Problem statement: Copy the full set of lines exactly as given.

Recorded information:
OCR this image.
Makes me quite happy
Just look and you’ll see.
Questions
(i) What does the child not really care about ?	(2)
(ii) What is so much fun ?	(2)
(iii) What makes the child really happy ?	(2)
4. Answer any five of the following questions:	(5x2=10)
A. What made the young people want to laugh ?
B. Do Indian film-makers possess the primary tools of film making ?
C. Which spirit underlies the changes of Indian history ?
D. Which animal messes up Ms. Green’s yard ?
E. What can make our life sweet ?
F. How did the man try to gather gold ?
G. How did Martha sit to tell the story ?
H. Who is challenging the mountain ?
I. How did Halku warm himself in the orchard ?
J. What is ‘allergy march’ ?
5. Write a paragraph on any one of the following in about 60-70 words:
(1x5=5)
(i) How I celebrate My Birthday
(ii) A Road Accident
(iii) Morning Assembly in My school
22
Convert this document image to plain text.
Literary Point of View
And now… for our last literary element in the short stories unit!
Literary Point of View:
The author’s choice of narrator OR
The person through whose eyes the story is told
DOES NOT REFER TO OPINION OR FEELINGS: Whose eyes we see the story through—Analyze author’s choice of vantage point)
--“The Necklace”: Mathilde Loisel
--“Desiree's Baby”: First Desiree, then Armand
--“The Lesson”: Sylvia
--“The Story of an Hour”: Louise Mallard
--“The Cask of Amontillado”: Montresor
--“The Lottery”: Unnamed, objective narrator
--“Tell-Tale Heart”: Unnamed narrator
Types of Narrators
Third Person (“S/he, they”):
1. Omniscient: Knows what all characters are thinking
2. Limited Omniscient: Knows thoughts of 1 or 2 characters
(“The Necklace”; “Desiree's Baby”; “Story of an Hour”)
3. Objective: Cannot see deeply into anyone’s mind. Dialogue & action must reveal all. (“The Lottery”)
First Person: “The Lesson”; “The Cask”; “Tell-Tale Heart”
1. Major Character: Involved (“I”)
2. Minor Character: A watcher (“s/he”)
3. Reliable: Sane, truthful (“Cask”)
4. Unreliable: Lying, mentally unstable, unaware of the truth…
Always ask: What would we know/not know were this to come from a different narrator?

Output for this exercise:
OCR this image.
Makes me quite happy
Just look and you’ll see.
Questions
(i) What does the child not really care about ?	(2)
(ii) What is so much fun ?	(2)
(iii) What makes the child really happy ?	(2)
4. Answer any five of the following questions:	(5x2=10)
A. What made the young people want to laugh ?
B. Do Indian film-makers possess the primary tools of film making ?
C. Which spirit underlies the changes of Indian history ?
D. Which animal messes up Ms. Green’s yard ?
E. What can make our life sweet ?
F. How did the man try to gather gold ?
G. How did Martha sit to tell the story ?
H. Who is challenging the mountain ?
I. How did Halku warm himself in the orchard ?
J. What is ‘allergy march’ ?
5. Write a paragraph on any one of the following in about 60-70 words:
(1x5=5)
(i) How I celebrate My Birthday
(ii) A Road Accident
(iii) Morning Assembly in My school
22
Convert this document image to plain text.
Literary Point of View
And now… for our last literary element in the short stories unit!
Literary Point of View:
The author’s choice of narrator OR
The person through whose eyes the story is told
DOES NOT REFER TO OPINION OR FEELINGS: Whose eyes we see the story through—Analyze author’s choice of vantage point)
--“The Necklace”: Mathilde Loisel
--“Desiree's Baby”: First Desiree, then Armand
--“The Lesson”: Sylvia
--“The Story of an Hour”: Louise Mallard
--“The Cask of Amontillado”: Montresor
--“The Lottery”: Unnamed, objective narrator
--“Tell-Tale Heart”: Unnamed narrator
Types of Narrators
Third Person (“S/he, they”):
1. Omniscient: Knows what all characters are thinking
2. Limited Omniscient: Knows thoughts of 1 or 2 characters
(“The Necklace”; “Desiree's Baby”; “Story of an Hour”)
3. Objective: Cannot see deeply into anyone’s mind. Dialogue & action must reveal all. (“The Lottery”)
First Person: “The Lesson”; “The Cask”; “Tell-Tale Heart”
1. Major Character: Involved (“I”)
2. Minor Character: A watcher (“s/he”)
3. Reliable: Sane, truthful (“Cask”)
4. Unreliable: Lying, mentally unstable, unaware of the truth…
Always ask: What would we know/not know were this to come from a different narrator?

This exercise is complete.